— START OF Material for this exercise —
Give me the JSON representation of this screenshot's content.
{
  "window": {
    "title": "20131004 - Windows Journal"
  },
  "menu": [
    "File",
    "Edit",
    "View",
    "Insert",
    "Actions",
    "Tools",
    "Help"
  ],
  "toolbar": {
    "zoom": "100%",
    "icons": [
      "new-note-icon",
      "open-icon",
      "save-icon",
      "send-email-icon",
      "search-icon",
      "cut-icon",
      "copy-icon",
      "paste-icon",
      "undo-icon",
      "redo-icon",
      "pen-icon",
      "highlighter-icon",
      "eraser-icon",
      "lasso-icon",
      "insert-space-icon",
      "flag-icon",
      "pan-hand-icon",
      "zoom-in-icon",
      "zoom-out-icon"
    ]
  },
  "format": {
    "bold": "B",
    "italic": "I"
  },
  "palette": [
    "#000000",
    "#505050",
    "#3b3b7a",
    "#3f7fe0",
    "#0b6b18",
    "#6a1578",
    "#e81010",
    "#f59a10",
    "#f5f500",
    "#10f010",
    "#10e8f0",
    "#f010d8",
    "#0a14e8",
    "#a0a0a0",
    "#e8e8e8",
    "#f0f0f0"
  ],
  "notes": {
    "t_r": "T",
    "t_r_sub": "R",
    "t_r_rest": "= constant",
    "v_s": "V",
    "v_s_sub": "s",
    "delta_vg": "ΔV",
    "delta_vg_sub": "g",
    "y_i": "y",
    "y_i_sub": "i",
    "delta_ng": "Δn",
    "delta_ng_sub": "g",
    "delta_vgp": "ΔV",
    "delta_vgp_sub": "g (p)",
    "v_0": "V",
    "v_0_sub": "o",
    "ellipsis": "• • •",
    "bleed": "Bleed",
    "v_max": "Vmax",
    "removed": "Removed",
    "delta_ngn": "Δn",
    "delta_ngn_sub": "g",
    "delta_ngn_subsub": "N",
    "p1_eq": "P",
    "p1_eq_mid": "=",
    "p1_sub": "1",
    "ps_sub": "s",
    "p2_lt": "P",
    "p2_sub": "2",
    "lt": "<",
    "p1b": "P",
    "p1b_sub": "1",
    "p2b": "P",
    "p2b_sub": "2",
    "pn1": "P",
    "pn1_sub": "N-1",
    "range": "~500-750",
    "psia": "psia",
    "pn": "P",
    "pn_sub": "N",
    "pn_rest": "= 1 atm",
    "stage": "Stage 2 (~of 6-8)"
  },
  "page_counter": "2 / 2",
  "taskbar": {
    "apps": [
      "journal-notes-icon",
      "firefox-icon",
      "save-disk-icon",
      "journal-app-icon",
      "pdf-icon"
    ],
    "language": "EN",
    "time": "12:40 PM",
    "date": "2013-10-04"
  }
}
— END OF Material for this exercise —
Each entry above needs to be retyped exactly.

Give me the JSON representation of this screenshot's content.
{
  "window": {
    "title": "20131004 - Windows Journal"
  },
  "menu": [
    "File",
    "Edit",
    "View",
    "Insert",
    "Actions",
    "Tools",
    "Help"
  ],
  "toolbar": {
    "zoom": "100%",
    "icons": [
      "new-note-icon",
      "open-icon",
      "save-icon",
      "send-email-icon",
      "search-icon",
      "cut-icon",
      "copy-icon",
      "paste-icon",
      "undo-icon",
      "redo-icon",
      "pen-icon",
      "highlighter-icon",
      "eraser-icon",
      "lasso-icon",
      "insert-space-icon",
      "flag-icon",
      "pan-hand-icon",
      "zoom-in-icon",
      "zoom-out-icon"
    ]
  },
  "format": {
    "bold": "B",
    "italic": "I"
  },
  "palette": [
    "#000000",
    "#505050",
    "#3b3b7a",
    "#3f7fe0",
    "#0b6b18",
    "#6a1578",
    "#e81010",
    "#f59a10",
    "#f5f500",
    "#10f010",
    "#10e8f0",
    "#f010d8",
    "#0a14e8",
    "#a0a0a0",
    "#e8e8e8",
    "#f0f0f0"
  ],
  "notes": {
    "t_r": "T",
    "t_r_sub": "R",
    "t_r_rest": "= constant",
    "v_s": "V",
    "v_s_sub": "s",
    "delta_vg": "ΔV",
    "delta_vg_sub": "g",
    "y_i": "y",
    "y_i_sub": "i",
    "delta_ng": "Δn",
    "delta_ng_sub": "g",
    "delta_vgp": "ΔV",
    "delta_vgp_sub": "g (p)",
    "v_0": "V",
    "v_0_sub": "o",
    "ellipsis": "• • •",
    "bleed": "Bleed",
    "v_max": "Vmax",
    "removed": "Removed",
    "delta_ngn": "Δn",
    "delta_ngn_sub": "g",
    "delta_ngn_subsub": "N",
    "p1_eq": "P",
    "p1_eq_mid": "=",
    "p1_sub": "1",
    "ps_sub": "s",
    "p2_lt": "P",
    "p2_sub": "2",
    "lt": "<",
    "p1b": "P",
    "p1b_sub": "1",
    "p2b": "P",
    "p2b_sub": "2",
    "pn1": "P",
    "pn1_sub": "N-1",
    "range": "~500-750",
    "psia": "psia",
    "pn": "P",
    "pn_sub": "N",
    "pn_rest": "= 1 atm",
    "stage": "Stage 2 (~of 6-8)"
  },
  "page_counter": "2 / 2",
  "taskbar": {
    "apps": [
      "journal-notes-icon",
      "firefox-icon",
      "save-disk-icon",
      "journal-app-icon",
      "pdf-icon"
    ],
    "language": "EN",
    "time": "12:40 PM",
    "date": "2013-10-04"
  }
}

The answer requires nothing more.